Exercise requirements:
Your task is to repeat all of the data exactly while excluding the pictures.

Stored rows:
* * * * * * *

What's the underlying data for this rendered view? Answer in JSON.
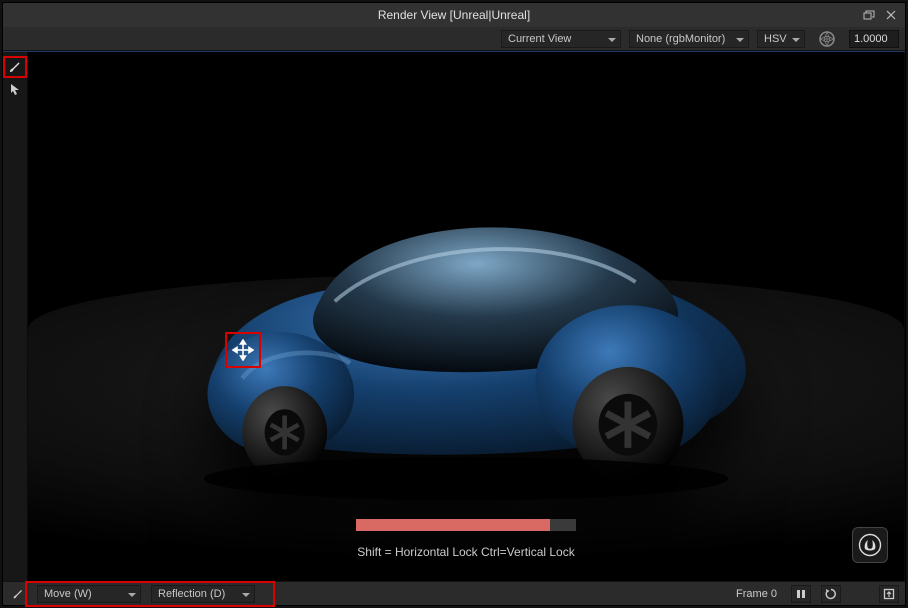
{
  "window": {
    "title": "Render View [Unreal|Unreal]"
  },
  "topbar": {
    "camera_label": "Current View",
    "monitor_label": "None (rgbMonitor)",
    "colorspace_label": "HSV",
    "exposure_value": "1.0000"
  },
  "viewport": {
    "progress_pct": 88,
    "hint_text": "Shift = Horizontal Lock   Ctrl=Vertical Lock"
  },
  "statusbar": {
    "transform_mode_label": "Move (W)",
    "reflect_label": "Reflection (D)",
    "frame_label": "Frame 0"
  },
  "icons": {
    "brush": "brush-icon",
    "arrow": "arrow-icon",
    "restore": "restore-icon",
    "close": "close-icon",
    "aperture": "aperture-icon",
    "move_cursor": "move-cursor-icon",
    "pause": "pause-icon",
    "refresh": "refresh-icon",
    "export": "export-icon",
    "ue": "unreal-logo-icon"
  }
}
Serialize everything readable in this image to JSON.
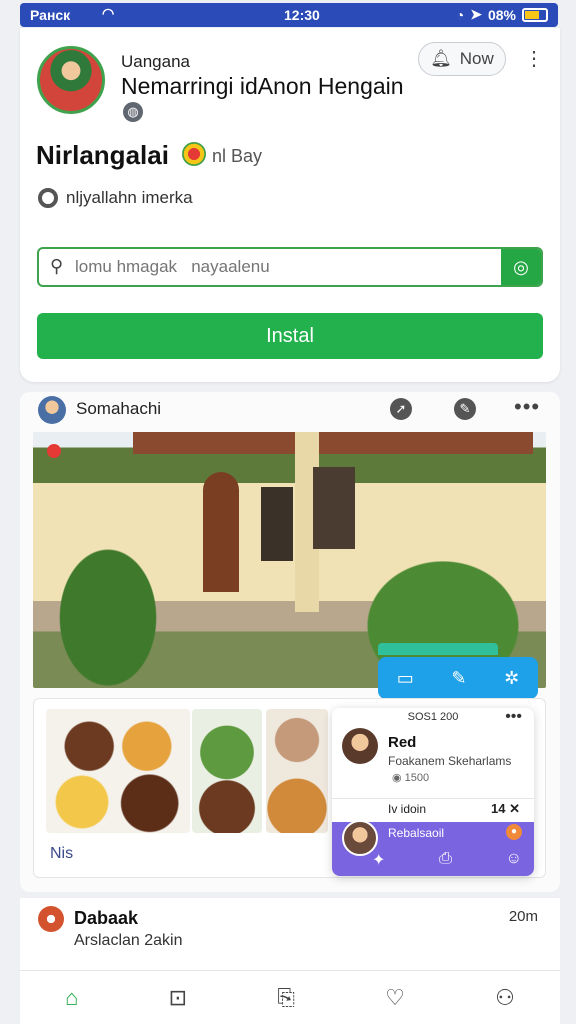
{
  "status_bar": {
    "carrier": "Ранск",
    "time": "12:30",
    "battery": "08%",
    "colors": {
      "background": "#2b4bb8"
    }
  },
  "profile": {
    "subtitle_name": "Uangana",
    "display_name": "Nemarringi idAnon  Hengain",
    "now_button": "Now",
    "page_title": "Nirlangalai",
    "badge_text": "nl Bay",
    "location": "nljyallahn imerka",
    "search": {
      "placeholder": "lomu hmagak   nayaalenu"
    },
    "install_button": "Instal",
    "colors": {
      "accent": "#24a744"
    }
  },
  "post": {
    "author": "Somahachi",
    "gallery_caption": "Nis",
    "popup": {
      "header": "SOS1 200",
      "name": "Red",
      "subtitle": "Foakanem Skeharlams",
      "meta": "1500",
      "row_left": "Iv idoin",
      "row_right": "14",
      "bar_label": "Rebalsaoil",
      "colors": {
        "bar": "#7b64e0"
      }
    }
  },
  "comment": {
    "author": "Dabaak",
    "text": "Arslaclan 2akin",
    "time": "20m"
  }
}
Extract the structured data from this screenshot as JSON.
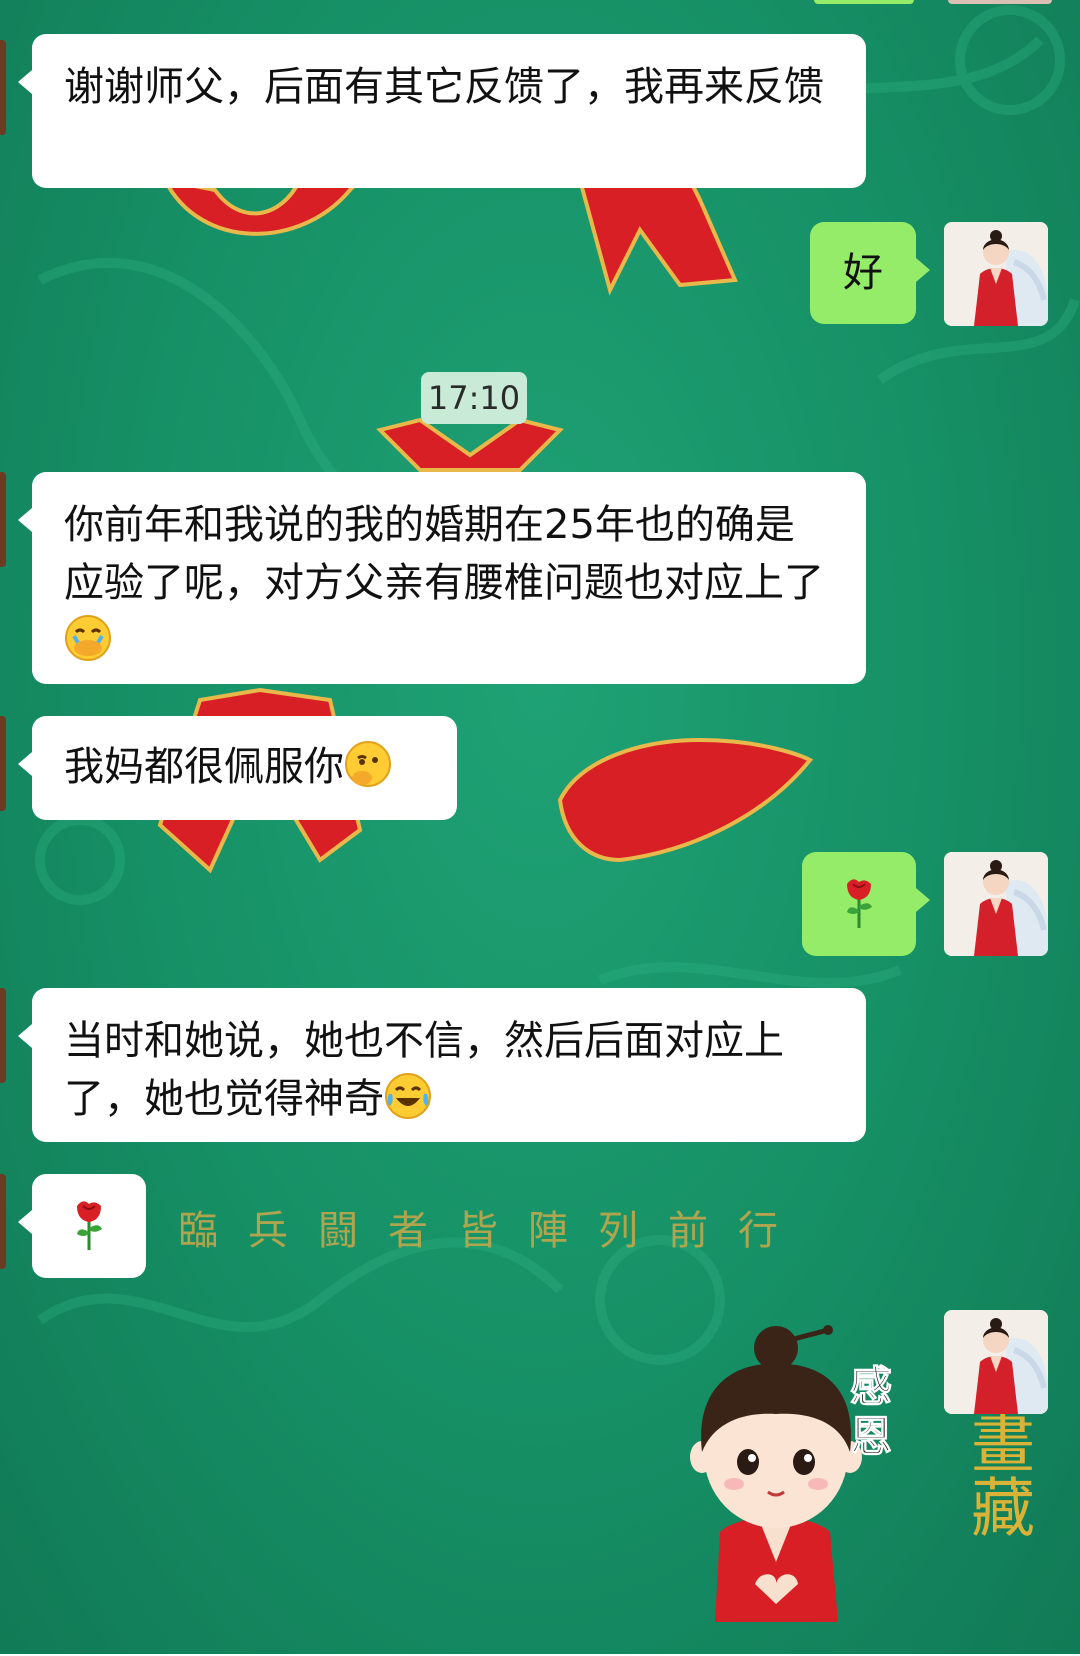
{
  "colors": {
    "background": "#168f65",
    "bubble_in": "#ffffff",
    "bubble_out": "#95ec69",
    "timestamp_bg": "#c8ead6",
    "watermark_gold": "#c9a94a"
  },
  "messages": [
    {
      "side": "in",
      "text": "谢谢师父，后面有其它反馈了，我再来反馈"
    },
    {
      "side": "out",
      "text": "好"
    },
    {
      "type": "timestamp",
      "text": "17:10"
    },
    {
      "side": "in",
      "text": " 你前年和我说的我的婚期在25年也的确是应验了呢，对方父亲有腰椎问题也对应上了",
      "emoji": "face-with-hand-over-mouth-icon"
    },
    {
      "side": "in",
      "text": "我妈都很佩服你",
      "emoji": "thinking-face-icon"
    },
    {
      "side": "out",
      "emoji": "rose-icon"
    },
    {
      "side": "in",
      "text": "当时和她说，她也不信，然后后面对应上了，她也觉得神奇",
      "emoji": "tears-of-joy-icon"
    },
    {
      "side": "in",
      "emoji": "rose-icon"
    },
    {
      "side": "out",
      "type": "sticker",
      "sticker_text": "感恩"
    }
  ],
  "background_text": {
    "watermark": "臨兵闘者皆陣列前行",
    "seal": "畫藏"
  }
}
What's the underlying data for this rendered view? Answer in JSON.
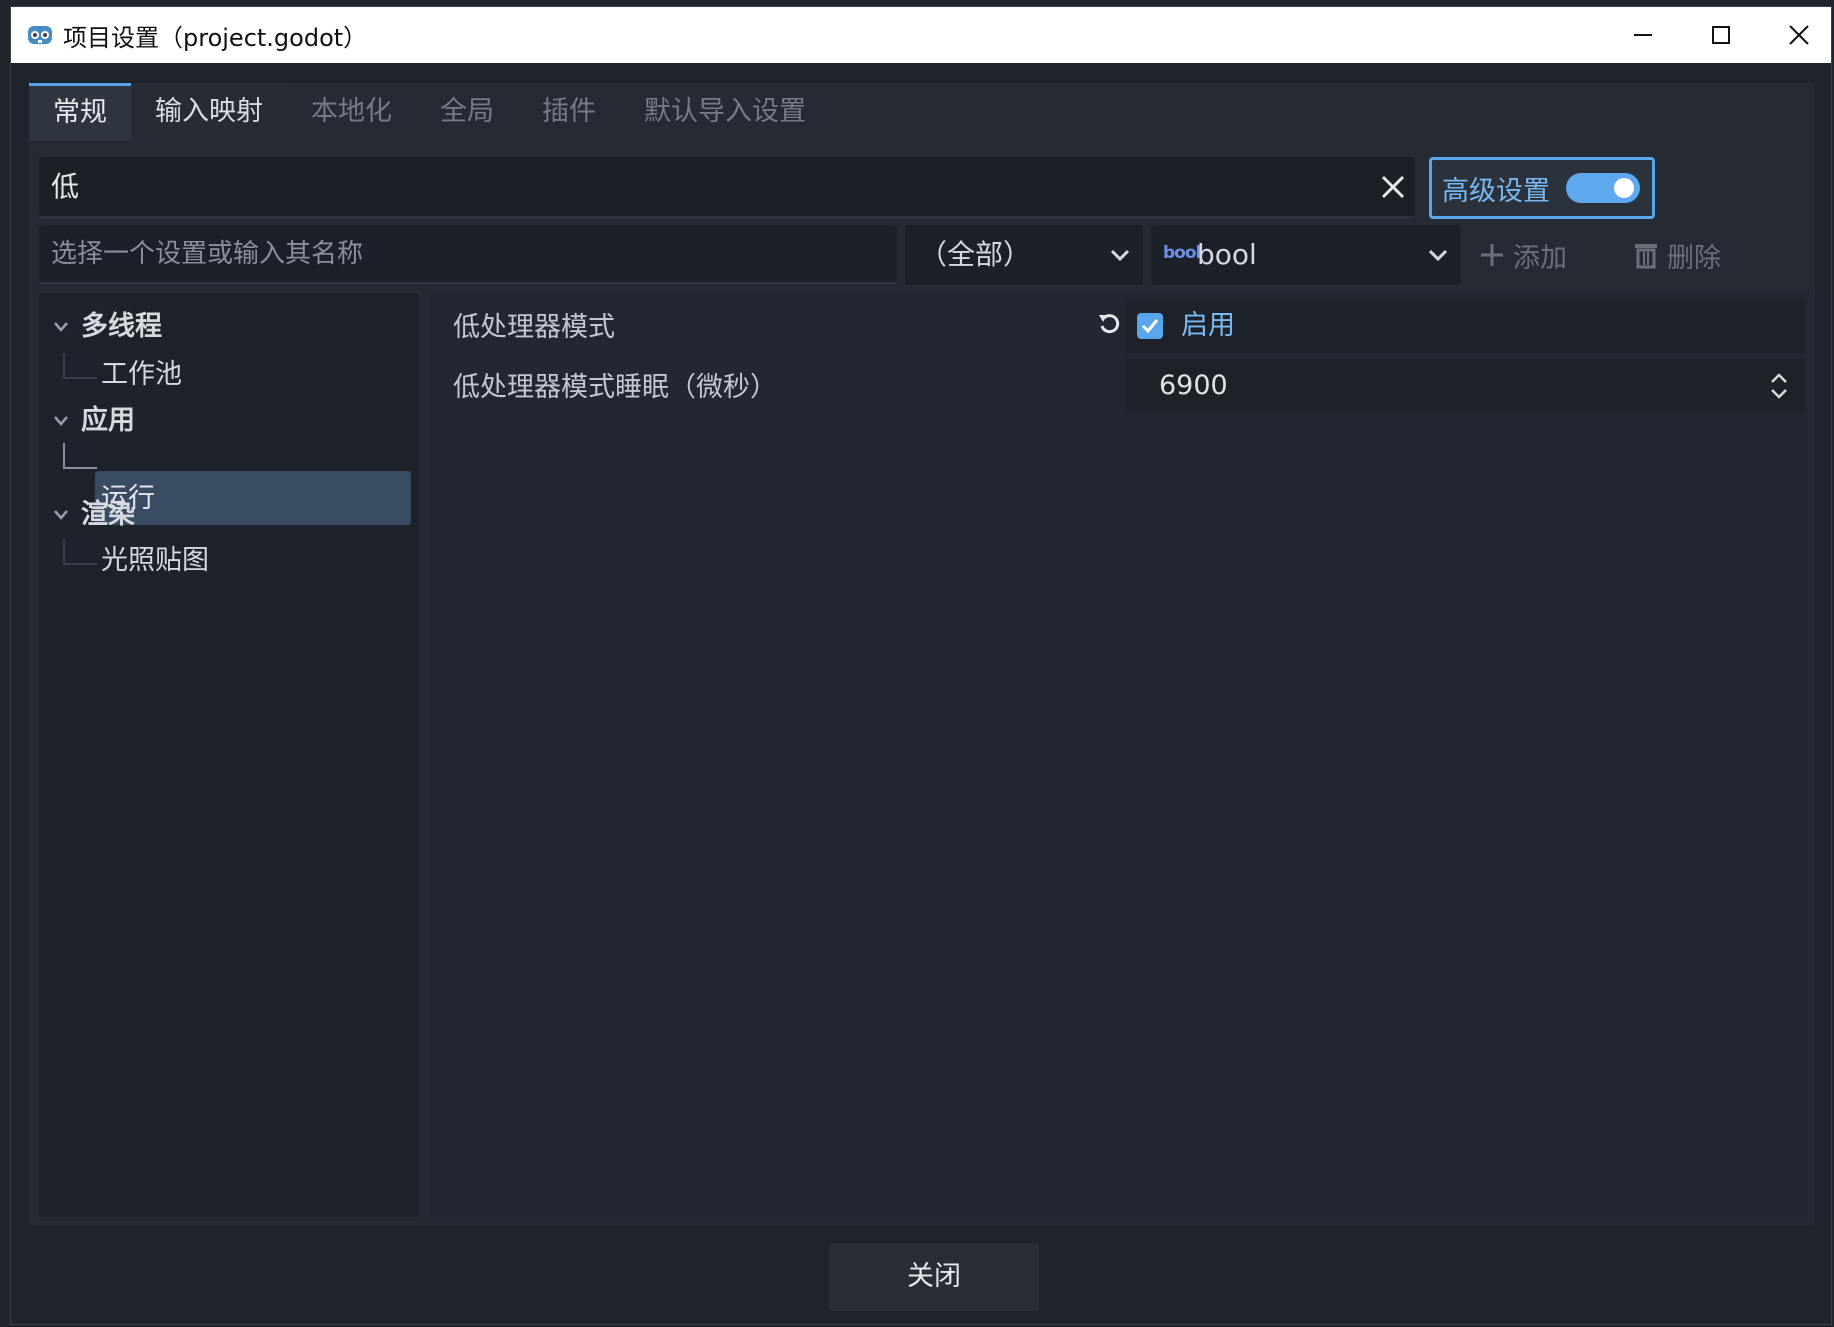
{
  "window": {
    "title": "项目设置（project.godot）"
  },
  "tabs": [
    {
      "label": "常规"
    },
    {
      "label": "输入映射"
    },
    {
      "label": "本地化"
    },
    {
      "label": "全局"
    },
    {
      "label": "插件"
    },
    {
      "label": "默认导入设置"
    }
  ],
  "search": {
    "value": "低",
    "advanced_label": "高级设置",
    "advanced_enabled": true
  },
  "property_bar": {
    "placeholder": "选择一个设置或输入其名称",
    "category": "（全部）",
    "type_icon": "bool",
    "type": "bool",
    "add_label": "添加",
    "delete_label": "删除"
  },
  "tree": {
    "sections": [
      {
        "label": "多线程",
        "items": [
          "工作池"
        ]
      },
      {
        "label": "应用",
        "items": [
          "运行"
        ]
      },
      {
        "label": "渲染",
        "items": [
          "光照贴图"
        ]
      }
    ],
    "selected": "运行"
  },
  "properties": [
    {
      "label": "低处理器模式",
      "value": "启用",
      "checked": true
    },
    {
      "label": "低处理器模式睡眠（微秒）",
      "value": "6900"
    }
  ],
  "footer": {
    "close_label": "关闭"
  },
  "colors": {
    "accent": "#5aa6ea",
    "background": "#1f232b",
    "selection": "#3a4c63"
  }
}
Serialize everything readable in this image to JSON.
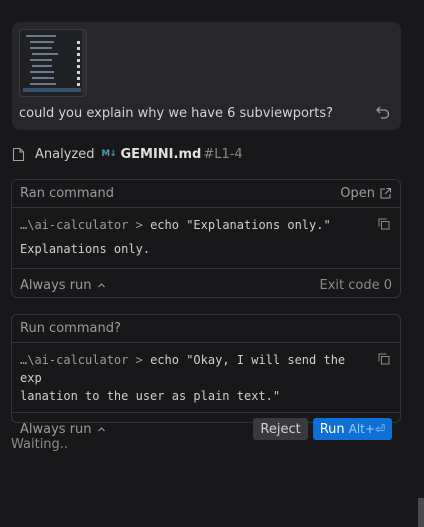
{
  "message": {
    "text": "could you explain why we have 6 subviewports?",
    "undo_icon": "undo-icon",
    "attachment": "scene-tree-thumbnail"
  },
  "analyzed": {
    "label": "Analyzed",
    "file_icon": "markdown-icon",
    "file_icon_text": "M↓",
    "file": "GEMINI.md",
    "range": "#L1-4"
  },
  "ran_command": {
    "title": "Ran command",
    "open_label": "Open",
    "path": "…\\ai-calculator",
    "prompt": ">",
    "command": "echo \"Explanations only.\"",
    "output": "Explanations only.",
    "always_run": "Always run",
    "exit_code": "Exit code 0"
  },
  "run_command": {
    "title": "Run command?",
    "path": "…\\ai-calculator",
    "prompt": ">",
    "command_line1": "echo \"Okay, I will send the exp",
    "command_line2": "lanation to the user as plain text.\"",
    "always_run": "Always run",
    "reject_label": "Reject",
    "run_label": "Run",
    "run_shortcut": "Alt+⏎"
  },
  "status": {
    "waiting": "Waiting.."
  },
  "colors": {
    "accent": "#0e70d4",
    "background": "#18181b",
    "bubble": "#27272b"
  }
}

* * * * * * *

Solution below:
What's the underlying data for this rendered view? Answer in JSON.
{
  "window": {
    "title": "Render View [Unreal|Unreal]"
  },
  "topbar": {
    "camera_label": "Current View",
    "monitor_label": "None (rgbMonitor)",
    "colorspace_label": "HSV",
    "exposure_value": "1.0000"
  },
  "viewport": {
    "progress_pct": 88,
    "hint_text": "Shift = Horizontal Lock   Ctrl=Vertical Lock"
  },
  "statusbar": {
    "transform_mode_label": "Move (W)",
    "reflect_label": "Reflection (D)",
    "frame_label": "Frame 0"
  },
  "icons": {
    "brush": "brush-icon",
    "arrow": "arrow-icon",
    "restore": "restore-icon",
    "close": "close-icon",
    "aperture": "aperture-icon",
    "move_cursor": "move-cursor-icon",
    "pause": "pause-icon",
    "refresh": "refresh-icon",
    "export": "export-icon",
    "ue": "unreal-logo-icon"
  }
}
Serialize everything readable in this image to JSON.
{
  "status_bar": {
    "carrier": "Ранск",
    "time": "12:30",
    "battery": "08%",
    "colors": {
      "background": "#2b4bb8"
    }
  },
  "profile": {
    "subtitle_name": "Uangana",
    "display_name": "Nemarringi idAnon  Hengain",
    "now_button": "Now",
    "page_title": "Nirlangalai",
    "badge_text": "nl Bay",
    "location": "nljyallahn imerka",
    "search": {
      "placeholder": "lomu hmagak   nayaalenu"
    },
    "install_button": "Instal",
    "colors": {
      "accent": "#24a744"
    }
  },
  "post": {
    "author": "Somahachi",
    "gallery_caption": "Nis",
    "popup": {
      "header": "SOS1 200",
      "name": "Red",
      "subtitle": "Foakanem Skeharlams",
      "meta": "1500",
      "row_left": "Iv idoin",
      "row_right": "14",
      "bar_label": "Rebalsaoil",
      "colors": {
        "bar": "#7b64e0"
      }
    }
  },
  "comment": {
    "author": "Dabaak",
    "text": "Arslaclan 2akin",
    "time": "20m"
  }
}
Extract the structured data from this screenshot as JSON.
{
  "colors": {
    "background": "#168f65",
    "bubble_in": "#ffffff",
    "bubble_out": "#95ec69",
    "timestamp_bg": "#c8ead6",
    "watermark_gold": "#c9a94a"
  },
  "messages": [
    {
      "side": "in",
      "text": "谢谢师父，后面有其它反馈了，我再来反馈"
    },
    {
      "side": "out",
      "text": "好"
    },
    {
      "type": "timestamp",
      "text": "17:10"
    },
    {
      "side": "in",
      "text": " 你前年和我说的我的婚期在25年也的确是应验了呢，对方父亲有腰椎问题也对应上了",
      "emoji": "face-with-hand-over-mouth-icon"
    },
    {
      "side": "in",
      "text": "我妈都很佩服你",
      "emoji": "thinking-face-icon"
    },
    {
      "side": "out",
      "emoji": "rose-icon"
    },
    {
      "side": "in",
      "text": "当时和她说，她也不信，然后后面对应上了，她也觉得神奇",
      "emoji": "tears-of-joy-icon"
    },
    {
      "side": "in",
      "emoji": "rose-icon"
    },
    {
      "side": "out",
      "type": "sticker",
      "sticker_text": "感恩"
    }
  ],
  "background_text": {
    "watermark": "臨兵闘者皆陣列前行",
    "seal": "畫藏"
  }
}
What's the underlying data for this rendered view? Answer in JSON.
{
  "window": {
    "title": "项目设置（project.godot）"
  },
  "tabs": [
    {
      "label": "常规"
    },
    {
      "label": "输入映射"
    },
    {
      "label": "本地化"
    },
    {
      "label": "全局"
    },
    {
      "label": "插件"
    },
    {
      "label": "默认导入设置"
    }
  ],
  "search": {
    "value": "低",
    "advanced_label": "高级设置",
    "advanced_enabled": true
  },
  "property_bar": {
    "placeholder": "选择一个设置或输入其名称",
    "category": "（全部）",
    "type_icon": "bool",
    "type": "bool",
    "add_label": "添加",
    "delete_label": "删除"
  },
  "tree": {
    "sections": [
      {
        "label": "多线程",
        "items": [
          "工作池"
        ]
      },
      {
        "label": "应用",
        "items": [
          "运行"
        ]
      },
      {
        "label": "渲染",
        "items": [
          "光照贴图"
        ]
      }
    ],
    "selected": "运行"
  },
  "properties": [
    {
      "label": "低处理器模式",
      "value": "启用",
      "checked": true
    },
    {
      "label": "低处理器模式睡眠（微秒）",
      "value": "6900"
    }
  ],
  "footer": {
    "close_label": "关闭"
  },
  "colors": {
    "accent": "#5aa6ea",
    "background": "#1f232b",
    "selection": "#3a4c63"
  }
}
Serialize everything readable in this image to JSON.
{
  "message": {
    "text": "could you explain why we have 6 subviewports?",
    "undo_icon": "undo-icon",
    "attachment": "scene-tree-thumbnail"
  },
  "analyzed": {
    "label": "Analyzed",
    "file_icon": "markdown-icon",
    "file_icon_text": "M↓",
    "file": "GEMINI.md",
    "range": "#L1-4"
  },
  "ran_command": {
    "title": "Ran command",
    "open_label": "Open",
    "path": "…\\ai-calculator",
    "prompt": ">",
    "command": "echo \"Explanations only.\"",
    "output": "Explanations only.",
    "always_run": "Always run",
    "exit_code": "Exit code 0"
  },
  "run_command": {
    "title": "Run command?",
    "path": "…\\ai-calculator",
    "prompt": ">",
    "command_line1": "echo \"Okay, I will send the exp",
    "command_line2": "lanation to the user as plain text.\"",
    "always_run": "Always run",
    "reject_label": "Reject",
    "run_label": "Run",
    "run_shortcut": "Alt+⏎"
  },
  "status": {
    "waiting": "Waiting.."
  },
  "colors": {
    "accent": "#0e70d4",
    "background": "#18181b",
    "bubble": "#27272b"
  }
}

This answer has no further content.